##### SOURCE DATA #####
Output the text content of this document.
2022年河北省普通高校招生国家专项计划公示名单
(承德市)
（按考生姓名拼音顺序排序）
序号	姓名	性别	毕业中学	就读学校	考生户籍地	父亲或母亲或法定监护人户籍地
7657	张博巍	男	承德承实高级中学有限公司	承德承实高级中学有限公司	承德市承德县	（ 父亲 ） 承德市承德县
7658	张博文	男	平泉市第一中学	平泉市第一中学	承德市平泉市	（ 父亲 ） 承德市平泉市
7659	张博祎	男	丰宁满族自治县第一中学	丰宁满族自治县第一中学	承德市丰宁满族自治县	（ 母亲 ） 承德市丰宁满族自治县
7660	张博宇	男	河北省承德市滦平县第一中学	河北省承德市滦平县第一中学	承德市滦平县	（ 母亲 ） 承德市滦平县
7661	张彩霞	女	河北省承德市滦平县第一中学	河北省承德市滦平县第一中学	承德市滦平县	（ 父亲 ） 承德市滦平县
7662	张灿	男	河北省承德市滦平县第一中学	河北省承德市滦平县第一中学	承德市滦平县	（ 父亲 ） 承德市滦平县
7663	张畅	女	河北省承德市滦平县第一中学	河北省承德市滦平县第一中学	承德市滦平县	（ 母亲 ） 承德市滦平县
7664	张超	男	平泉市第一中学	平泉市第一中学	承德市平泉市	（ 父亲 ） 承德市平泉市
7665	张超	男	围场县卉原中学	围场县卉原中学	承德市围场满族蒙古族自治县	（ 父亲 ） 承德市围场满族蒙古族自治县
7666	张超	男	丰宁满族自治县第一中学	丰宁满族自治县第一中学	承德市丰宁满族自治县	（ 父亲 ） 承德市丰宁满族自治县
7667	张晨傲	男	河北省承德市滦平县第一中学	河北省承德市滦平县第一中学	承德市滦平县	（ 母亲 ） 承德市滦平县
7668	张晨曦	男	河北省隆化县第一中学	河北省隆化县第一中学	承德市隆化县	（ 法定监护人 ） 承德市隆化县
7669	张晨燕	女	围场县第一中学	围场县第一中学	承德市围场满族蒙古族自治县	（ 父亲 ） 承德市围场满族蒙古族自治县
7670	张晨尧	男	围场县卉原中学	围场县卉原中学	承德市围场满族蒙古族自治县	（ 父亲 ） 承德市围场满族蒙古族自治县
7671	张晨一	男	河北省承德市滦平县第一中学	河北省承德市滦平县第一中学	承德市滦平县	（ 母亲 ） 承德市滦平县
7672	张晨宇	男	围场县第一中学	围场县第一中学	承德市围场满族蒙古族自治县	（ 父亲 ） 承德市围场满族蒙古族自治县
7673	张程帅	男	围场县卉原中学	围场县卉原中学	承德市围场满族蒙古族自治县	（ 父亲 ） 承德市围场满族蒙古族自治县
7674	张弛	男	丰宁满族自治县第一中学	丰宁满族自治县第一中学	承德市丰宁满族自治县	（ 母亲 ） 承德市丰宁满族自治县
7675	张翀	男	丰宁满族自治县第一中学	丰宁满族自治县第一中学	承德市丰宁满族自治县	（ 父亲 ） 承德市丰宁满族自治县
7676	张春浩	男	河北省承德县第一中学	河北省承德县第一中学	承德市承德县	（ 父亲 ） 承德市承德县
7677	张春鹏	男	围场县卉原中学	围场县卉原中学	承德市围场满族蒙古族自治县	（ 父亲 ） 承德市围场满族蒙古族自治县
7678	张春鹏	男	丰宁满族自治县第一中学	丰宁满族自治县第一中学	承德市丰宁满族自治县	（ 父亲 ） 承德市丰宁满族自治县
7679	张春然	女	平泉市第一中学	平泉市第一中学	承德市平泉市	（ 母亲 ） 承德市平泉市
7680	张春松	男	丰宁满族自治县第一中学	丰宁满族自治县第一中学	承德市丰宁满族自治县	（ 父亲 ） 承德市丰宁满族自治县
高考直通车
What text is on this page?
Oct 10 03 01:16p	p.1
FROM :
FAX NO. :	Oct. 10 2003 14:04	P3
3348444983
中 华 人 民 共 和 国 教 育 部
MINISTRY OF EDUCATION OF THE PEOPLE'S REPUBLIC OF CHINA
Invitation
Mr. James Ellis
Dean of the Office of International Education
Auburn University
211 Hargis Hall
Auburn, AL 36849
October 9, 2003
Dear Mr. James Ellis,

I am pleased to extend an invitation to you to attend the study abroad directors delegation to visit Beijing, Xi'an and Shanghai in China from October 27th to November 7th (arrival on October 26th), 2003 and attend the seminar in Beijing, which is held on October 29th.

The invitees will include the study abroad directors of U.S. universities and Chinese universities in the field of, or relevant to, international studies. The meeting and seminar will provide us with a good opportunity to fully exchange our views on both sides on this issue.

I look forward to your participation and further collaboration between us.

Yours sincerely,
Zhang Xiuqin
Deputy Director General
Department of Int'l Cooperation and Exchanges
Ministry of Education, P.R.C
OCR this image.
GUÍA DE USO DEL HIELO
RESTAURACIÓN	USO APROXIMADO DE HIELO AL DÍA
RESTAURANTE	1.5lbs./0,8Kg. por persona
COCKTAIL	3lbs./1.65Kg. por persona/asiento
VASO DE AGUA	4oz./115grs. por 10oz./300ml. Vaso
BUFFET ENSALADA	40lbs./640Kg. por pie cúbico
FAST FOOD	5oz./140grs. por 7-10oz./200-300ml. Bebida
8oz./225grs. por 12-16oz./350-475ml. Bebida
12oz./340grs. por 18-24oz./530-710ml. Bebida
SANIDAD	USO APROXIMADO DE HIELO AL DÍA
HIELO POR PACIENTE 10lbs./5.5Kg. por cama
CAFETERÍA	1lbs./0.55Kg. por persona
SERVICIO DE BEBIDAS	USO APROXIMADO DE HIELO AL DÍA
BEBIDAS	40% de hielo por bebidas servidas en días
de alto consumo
#####
■ **WHAT IS ASKED**: Beginning with the line that contains "OCR this image.", repeat every line through the end of the records and nothing more.

■ **FINAL ANSWER**:
OCR this image.
GUÍA DE USO DEL HIELO
RESTAURACIÓN	USO APROXIMADO DE HIELO AL DÍA
RESTAURANTE	1.5lbs./0,8Kg. por persona
COCKTAIL	3lbs./1.65Kg. por persona/asiento
VASO DE AGUA	4oz./115grs. por 10oz./300ml. Vaso
BUFFET ENSALADA	40lbs./640Kg. por pie cúbico
FAST FOOD	5oz./140grs. por 7-10oz./200-300ml. Bebida
8oz./225grs. por 12-16oz./350-475ml. Bebida
12oz./340grs. por 18-24oz./530-710ml. Bebida
SANIDAD	USO APROXIMADO DE HIELO AL DÍA
HIELO POR PACIENTE 10lbs./5.5Kg. por cama
CAFETERÍA	1lbs./0.55Kg. por persona
SERVICIO DE BEBIDAS	USO APROXIMADO DE HIELO AL DÍA
BEBIDAS	40% de hielo por bebidas servidas en días
de alto consumo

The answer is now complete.